REQUIREMENTS.
Would you return all of this data exactly, leaving nothing out?

----------------------------------------

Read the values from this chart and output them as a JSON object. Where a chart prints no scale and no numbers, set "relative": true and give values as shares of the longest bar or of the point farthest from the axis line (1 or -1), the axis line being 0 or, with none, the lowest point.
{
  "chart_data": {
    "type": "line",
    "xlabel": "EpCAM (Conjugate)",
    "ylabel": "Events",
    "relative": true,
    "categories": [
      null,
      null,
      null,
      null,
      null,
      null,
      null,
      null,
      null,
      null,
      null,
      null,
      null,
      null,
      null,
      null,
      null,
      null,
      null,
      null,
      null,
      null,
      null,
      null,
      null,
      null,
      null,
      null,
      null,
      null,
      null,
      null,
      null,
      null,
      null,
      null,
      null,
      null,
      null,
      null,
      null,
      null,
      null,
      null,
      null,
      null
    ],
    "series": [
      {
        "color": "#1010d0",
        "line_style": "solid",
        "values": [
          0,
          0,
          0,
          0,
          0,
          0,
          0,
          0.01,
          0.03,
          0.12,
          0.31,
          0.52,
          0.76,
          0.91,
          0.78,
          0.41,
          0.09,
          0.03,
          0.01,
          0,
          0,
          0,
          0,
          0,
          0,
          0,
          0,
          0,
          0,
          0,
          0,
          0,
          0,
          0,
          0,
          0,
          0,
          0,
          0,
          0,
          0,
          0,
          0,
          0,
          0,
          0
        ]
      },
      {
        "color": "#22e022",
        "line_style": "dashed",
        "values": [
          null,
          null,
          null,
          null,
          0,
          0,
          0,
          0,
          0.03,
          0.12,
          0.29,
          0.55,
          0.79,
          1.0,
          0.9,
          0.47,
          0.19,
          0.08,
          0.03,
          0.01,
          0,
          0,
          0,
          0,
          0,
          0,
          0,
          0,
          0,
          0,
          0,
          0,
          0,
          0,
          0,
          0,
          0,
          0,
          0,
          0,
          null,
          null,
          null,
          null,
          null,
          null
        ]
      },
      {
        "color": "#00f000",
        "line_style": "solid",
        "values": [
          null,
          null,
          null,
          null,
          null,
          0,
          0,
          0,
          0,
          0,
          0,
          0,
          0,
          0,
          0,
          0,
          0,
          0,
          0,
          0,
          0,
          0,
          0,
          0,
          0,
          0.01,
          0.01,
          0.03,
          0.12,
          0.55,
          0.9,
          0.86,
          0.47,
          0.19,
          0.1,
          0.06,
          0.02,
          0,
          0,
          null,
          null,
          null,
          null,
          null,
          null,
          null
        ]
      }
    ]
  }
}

----------------------------------------

THE SOLUTION.
Read the values from this chart and output them as a JSON object. Where a chart prints no scale and no numbers, set "relative": true and give values as shares of the longest bar or of the point farthest from the axis line (1 or -1), the axis line being 0 or, with none, the lowest point.
{
  "chart_data": {
    "type": "line",
    "xlabel": "EpCAM (Conjugate)",
    "ylabel": "Events",
    "relative": true,
    "categories": [
      null,
      null,
      null,
      null,
      null,
      null,
      null,
      null,
      null,
      null,
      null,
      null,
      null,
      null,
      null,
      null,
      null,
      null,
      null,
      null,
      null,
      null,
      null,
      null,
      null,
      null,
      null,
      null,
      null,
      null,
      null,
      null,
      null,
      null,
      null,
      null,
      null,
      null,
      null,
      null,
      null,
      null,
      null,
      null,
      null,
      null
    ],
    "series": [
      {
        "color": "#1010d0",
        "line_style": "solid",
        "values": [
          0,
          0,
          0,
          0,
          0,
          0,
          0,
          0.01,
          0.03,
          0.12,
          0.31,
          0.52,
          0.76,
          0.91,
          0.78,
          0.41,
          0.09,
          0.03,
          0.01,
          0,
          0,
          0,
          0,
          0,
          0,
          0,
          0,
          0,
          0,
          0,
          0,
          0,
          0,
          0,
          0,
          0,
          0,
          0,
          0,
          0,
          0,
          0,
          0,
          0,
          0,
          0
        ]
      },
      {
        "color": "#22e022",
        "line_style": "dashed",
        "values": [
          null,
          null,
          null,
          null,
          0,
          0,
          0,
          0,
          0.03,
          0.12,
          0.29,
          0.55,
          0.79,
          1.0,
          0.9,
          0.47,
          0.19,
          0.08,
          0.03,
          0.01,
          0,
          0,
          0,
          0,
          0,
          0,
          0,
          0,
          0,
          0,
          0,
          0,
          0,
          0,
          0,
          0,
          0,
          0,
          0,
          0,
          null,
          null,
          null,
          null,
          null,
          null
        ]
      },
      {
        "color": "#00f000",
        "line_style": "solid",
        "values": [
          null,
          null,
          null,
          null,
          null,
          0,
          0,
          0,
          0,
          0,
          0,
          0,
          0,
          0,
          0,
          0,
          0,
          0,
          0,
          0,
          0,
          0,
          0,
          0,
          0,
          0.01,
          0.01,
          0.03,
          0.12,
          0.55,
          0.9,
          0.86,
          0.47,
          0.19,
          0.1,
          0.06,
          0.02,
          0,
          0,
          null,
          null,
          null,
          null,
          null,
          null,
          null
        ]
      }
    ]
  }
}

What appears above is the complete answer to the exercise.